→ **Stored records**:
::::::::::

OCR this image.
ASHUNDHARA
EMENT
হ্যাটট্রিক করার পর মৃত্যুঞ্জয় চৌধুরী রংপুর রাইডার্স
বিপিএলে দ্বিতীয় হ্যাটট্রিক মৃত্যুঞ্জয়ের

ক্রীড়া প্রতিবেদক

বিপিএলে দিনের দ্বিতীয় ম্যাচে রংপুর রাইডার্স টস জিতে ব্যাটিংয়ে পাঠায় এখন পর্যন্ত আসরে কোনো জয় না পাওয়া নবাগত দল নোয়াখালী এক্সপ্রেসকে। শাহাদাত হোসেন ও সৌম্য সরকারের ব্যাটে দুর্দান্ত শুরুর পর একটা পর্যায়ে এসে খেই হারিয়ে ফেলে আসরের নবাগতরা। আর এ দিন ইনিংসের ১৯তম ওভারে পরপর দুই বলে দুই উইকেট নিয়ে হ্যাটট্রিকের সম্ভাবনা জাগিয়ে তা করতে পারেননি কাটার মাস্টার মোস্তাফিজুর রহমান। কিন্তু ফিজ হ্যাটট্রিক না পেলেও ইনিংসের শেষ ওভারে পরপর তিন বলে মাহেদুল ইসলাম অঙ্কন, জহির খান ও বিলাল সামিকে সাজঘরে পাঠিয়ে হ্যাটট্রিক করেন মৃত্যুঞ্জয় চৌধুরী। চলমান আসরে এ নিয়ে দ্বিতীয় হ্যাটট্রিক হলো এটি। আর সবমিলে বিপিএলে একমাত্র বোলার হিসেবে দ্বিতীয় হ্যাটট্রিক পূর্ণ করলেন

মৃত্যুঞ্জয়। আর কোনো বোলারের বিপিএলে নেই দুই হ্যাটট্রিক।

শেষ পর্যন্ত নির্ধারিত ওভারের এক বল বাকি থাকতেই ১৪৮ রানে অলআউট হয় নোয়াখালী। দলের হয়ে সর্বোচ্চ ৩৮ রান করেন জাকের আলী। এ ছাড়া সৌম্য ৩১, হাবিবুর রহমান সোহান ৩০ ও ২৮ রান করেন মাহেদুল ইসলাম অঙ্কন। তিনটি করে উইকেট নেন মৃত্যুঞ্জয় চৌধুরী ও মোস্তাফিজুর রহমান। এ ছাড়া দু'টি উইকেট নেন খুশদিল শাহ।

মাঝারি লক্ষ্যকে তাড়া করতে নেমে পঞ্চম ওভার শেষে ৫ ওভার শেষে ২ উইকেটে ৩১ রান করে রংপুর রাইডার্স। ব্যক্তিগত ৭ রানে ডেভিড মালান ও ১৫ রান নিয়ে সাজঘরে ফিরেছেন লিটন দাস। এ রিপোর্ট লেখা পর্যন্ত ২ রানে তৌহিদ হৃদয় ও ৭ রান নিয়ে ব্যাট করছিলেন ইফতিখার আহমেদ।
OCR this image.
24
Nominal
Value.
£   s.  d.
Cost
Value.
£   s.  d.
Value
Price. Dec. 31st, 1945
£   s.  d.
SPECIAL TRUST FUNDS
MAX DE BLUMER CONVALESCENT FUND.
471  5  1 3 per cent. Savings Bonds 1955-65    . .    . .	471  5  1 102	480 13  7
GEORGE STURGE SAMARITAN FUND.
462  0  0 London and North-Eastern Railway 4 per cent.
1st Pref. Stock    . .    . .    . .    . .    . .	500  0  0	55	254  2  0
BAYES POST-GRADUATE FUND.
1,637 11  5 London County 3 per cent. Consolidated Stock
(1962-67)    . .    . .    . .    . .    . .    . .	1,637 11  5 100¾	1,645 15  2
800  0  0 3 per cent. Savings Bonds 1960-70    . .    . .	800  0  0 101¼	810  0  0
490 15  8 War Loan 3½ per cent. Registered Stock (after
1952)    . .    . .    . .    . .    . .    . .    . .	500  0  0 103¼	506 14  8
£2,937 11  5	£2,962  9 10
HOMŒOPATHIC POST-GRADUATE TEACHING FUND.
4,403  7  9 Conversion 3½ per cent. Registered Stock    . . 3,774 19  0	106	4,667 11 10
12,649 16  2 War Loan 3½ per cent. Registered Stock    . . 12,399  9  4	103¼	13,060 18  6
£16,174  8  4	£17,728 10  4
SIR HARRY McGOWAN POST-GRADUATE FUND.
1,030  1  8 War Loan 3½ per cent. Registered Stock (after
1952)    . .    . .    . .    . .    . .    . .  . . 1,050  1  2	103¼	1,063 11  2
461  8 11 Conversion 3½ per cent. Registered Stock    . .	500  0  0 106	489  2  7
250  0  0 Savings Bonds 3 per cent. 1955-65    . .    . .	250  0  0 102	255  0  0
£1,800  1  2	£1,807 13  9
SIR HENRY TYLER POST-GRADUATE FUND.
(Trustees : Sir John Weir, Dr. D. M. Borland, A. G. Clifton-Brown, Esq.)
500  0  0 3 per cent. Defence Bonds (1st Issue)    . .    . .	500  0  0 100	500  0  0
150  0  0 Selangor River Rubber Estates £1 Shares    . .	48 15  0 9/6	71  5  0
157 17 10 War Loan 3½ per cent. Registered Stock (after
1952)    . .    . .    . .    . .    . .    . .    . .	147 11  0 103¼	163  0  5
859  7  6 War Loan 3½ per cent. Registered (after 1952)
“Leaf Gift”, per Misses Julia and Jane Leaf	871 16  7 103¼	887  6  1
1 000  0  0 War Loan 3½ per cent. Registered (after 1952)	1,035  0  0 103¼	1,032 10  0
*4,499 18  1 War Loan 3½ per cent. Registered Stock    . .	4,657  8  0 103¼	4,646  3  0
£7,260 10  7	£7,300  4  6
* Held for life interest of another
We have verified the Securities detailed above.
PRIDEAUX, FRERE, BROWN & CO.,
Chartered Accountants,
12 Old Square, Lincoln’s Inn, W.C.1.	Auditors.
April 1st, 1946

::::::::::

→ **Task details**: Copy out every entry again, exactly as it was given.

→ **Full answer**:
OCR this image.
ASHUNDHARA
EMENT
হ্যাটট্রিক করার পর মৃত্যুঞ্জয় চৌধুরী রংপুর রাইডার্স
বিপিএলে দ্বিতীয় হ্যাটট্রিক মৃত্যুঞ্জয়ের

ক্রীড়া প্রতিবেদক

বিপিএলে দিনের দ্বিতীয় ম্যাচে রংপুর রাইডার্স টস জিতে ব্যাটিংয়ে পাঠায় এখন পর্যন্ত আসরে কোনো জয় না পাওয়া নবাগত দল নোয়াখালী এক্সপ্রেসকে। শাহাদাত হোসেন ও সৌম্য সরকারের ব্যাটে দুর্দান্ত শুরুর পর একটা পর্যায়ে এসে খেই হারিয়ে ফেলে আসরের নবাগতরা। আর এ দিন ইনিংসের ১৯তম ওভারে পরপর দুই বলে দুই উইকেট নিয়ে হ্যাটট্রিকের সম্ভাবনা জাগিয়ে তা করতে পারেননি কাটার মাস্টার মোস্তাফিজুর রহমান। কিন্তু ফিজ হ্যাটট্রিক না পেলেও ইনিংসের শেষ ওভারে পরপর তিন বলে মাহেদুল ইসলাম অঙ্কন, জহির খান ও বিলাল সামিকে সাজঘরে পাঠিয়ে হ্যাটট্রিক করেন মৃত্যুঞ্জয় চৌধুরী। চলমান আসরে এ নিয়ে দ্বিতীয় হ্যাটট্রিক হলো এটি। আর সবমিলে বিপিএলে একমাত্র বোলার হিসেবে দ্বিতীয় হ্যাটট্রিক পূর্ণ করলেন

মৃত্যুঞ্জয়। আর কোনো বোলারের বিপিএলে নেই দুই হ্যাটট্রিক।

শেষ পর্যন্ত নির্ধারিত ওভারের এক বল বাকি থাকতেই ১৪৮ রানে অলআউট হয় নোয়াখালী। দলের হয়ে সর্বোচ্চ ৩৮ রান করেন জাকের আলী। এ ছাড়া সৌম্য ৩১, হাবিবুর রহমান সোহান ৩০ ও ২৮ রান করেন মাহেদুল ইসলাম অঙ্কন। তিনটি করে উইকেট নেন মৃত্যুঞ্জয় চৌধুরী ও মোস্তাফিজুর রহমান। এ ছাড়া দু'টি উইকেট নেন খুশদিল শাহ।

মাঝারি লক্ষ্যকে তাড়া করতে নেমে পঞ্চম ওভার শেষে ৫ ওভার শেষে ২ উইকেটে ৩১ রান করে রংপুর রাইডার্স। ব্যক্তিগত ৭ রানে ডেভিড মালান ও ১৫ রান নিয়ে সাজঘরে ফিরেছেন লিটন দাস। এ রিপোর্ট লেখা পর্যন্ত ২ রানে তৌহিদ হৃদয় ও ৭ রান নিয়ে ব্যাট করছিলেন ইফতিখার আহমেদ।
OCR this image.
24
Nominal
Value.
£   s.  d.
Cost
Value.
£   s.  d.
Value
Price. Dec. 31st, 1945
£   s.  d.
SPECIAL TRUST FUNDS
MAX DE BLUMER CONVALESCENT FUND.
471  5  1 3 per cent. Savings Bonds 1955-65    . .    . .	471  5  1 102	480 13  7
GEORGE STURGE SAMARITAN FUND.
462  0  0 London and North-Eastern Railway 4 per cent.
1st Pref. Stock    . .    . .    . .    . .    . .	500  0  0	55	254  2  0
BAYES POST-GRADUATE FUND.
1,637 11  5 London County 3 per cent. Consolidated Stock
(1962-67)    . .    . .    . .    . .    . .    . .	1,637 11  5 100¾	1,645 15  2
800  0  0 3 per cent. Savings Bonds 1960-70    . .    . .	800  0  0 101¼	810  0  0
490 15  8 War Loan 3½ per cent. Registered Stock (after
1952)    . .    . .    . .    . .    . .    . .    . .	500  0  0 103¼	506 14  8
£2,937 11  5	£2,962  9 10
HOMŒOPATHIC POST-GRADUATE TEACHING FUND.
4,403  7  9 Conversion 3½ per cent. Registered Stock    . . 3,774 19  0	106	4,667 11 10
12,649 16  2 War Loan 3½ per cent. Registered Stock    . . 12,399  9  4	103¼	13,060 18  6
£16,174  8  4	£17,728 10  4
SIR HARRY McGOWAN POST-GRADUATE FUND.
1,030  1  8 War Loan 3½ per cent. Registered Stock (after
1952)    . .    . .    . .    . .    . .    . .  . . 1,050  1  2	103¼	1,063 11  2
461  8 11 Conversion 3½ per cent. Registered Stock    . .	500  0  0 106	489  2  7
250  0  0 Savings Bonds 3 per cent. 1955-65    . .    . .	250  0  0 102	255  0  0
£1,800  1  2	£1,807 13  9
SIR HENRY TYLER POST-GRADUATE FUND.
(Trustees : Sir John Weir, Dr. D. M. Borland, A. G. Clifton-Brown, Esq.)
500  0  0 3 per cent. Defence Bonds (1st Issue)    . .    . .	500  0  0 100	500  0  0
150  0  0 Selangor River Rubber Estates £1 Shares    . .	48 15  0 9/6	71  5  0
157 17 10 War Loan 3½ per cent. Registered Stock (after
1952)    . .    . .    . .    . .    . .    . .    . .	147 11  0 103¼	163  0  5
859  7  6 War Loan 3½ per cent. Registered (after 1952)
“Leaf Gift”, per Misses Julia and Jane Leaf	871 16  7 103¼	887  6  1
1 000  0  0 War Loan 3½ per cent. Registered (after 1952)	1,035  0  0 103¼	1,032 10  0
*4,499 18  1 War Loan 3½ per cent. Registered Stock    . .	4,657  8  0 103¼	4,646  3  0
£7,260 10  7	£7,300  4  6
* Held for life interest of another
We have verified the Securities detailed above.
PRIDEAUX, FRERE, BROWN & CO.,
Chartered Accountants,
12 Old Square, Lincoln’s Inn, W.C.1.	Auditors.
April 1st, 1946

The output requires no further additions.